** Start **
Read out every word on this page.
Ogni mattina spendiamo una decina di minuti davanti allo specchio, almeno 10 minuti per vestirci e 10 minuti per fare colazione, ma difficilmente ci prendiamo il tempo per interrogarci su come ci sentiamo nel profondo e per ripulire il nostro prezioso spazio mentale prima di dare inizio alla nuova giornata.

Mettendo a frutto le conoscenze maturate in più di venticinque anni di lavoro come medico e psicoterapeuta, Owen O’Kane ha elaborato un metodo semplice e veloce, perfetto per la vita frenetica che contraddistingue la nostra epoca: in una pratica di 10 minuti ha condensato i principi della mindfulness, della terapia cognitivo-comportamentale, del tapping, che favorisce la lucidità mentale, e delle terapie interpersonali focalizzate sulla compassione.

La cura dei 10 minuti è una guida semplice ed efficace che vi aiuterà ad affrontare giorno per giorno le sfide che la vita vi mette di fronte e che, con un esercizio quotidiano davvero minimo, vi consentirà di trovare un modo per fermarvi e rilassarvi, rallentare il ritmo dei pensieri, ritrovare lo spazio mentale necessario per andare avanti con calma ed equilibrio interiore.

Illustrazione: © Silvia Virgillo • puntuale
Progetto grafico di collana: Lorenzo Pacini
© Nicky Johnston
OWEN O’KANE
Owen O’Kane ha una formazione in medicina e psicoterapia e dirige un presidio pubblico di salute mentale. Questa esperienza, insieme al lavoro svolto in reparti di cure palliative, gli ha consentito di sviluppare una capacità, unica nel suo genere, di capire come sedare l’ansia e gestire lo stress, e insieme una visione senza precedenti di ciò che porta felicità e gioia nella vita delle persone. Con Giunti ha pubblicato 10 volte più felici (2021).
** End **
SHORT PROBLEM. All the data must be duplicated exactly, with nothing added or removed.

EXPECTED OUTPUT.
Read out every word on this page.
Ogni mattina spendiamo una decina di minuti davanti allo specchio, almeno 10 minuti per vestirci e 10 minuti per fare colazione, ma difficilmente ci prendiamo il tempo per interrogarci su come ci sentiamo nel profondo e per ripulire il nostro prezioso spazio mentale prima di dare inizio alla nuova giornata.

Mettendo a frutto le conoscenze maturate in più di venticinque anni di lavoro come medico e psicoterapeuta, Owen O’Kane ha elaborato un metodo semplice e veloce, perfetto per la vita frenetica che contraddistingue la nostra epoca: in una pratica di 10 minuti ha condensato i principi della mindfulness, della terapia cognitivo-comportamentale, del tapping, che favorisce la lucidità mentale, e delle terapie interpersonali focalizzate sulla compassione.

La cura dei 10 minuti è una guida semplice ed efficace che vi aiuterà ad affrontare giorno per giorno le sfide che la vita vi mette di fronte e che, con un esercizio quotidiano davvero minimo, vi consentirà di trovare un modo per fermarvi e rilassarvi, rallentare il ritmo dei pensieri, ritrovare lo spazio mentale necessario per andare avanti con calma ed equilibrio interiore.

Illustrazione: © Silvia Virgillo • puntuale
Progetto grafico di collana: Lorenzo Pacini
© Nicky Johnston
OWEN O’KANE
Owen O’Kane ha una formazione in medicina e psicoterapia e dirige un presidio pubblico di salute mentale. Questa esperienza, insieme al lavoro svolto in reparti di cure palliative, gli ha consentito di sviluppare una capacità, unica nel suo genere, di capire come sedare l’ansia e gestire lo stress, e insieme una visione senza precedenti di ciò che porta felicità e gioia nella vita delle persone. Con Giunti ha pubblicato 10 volte più felici (2021).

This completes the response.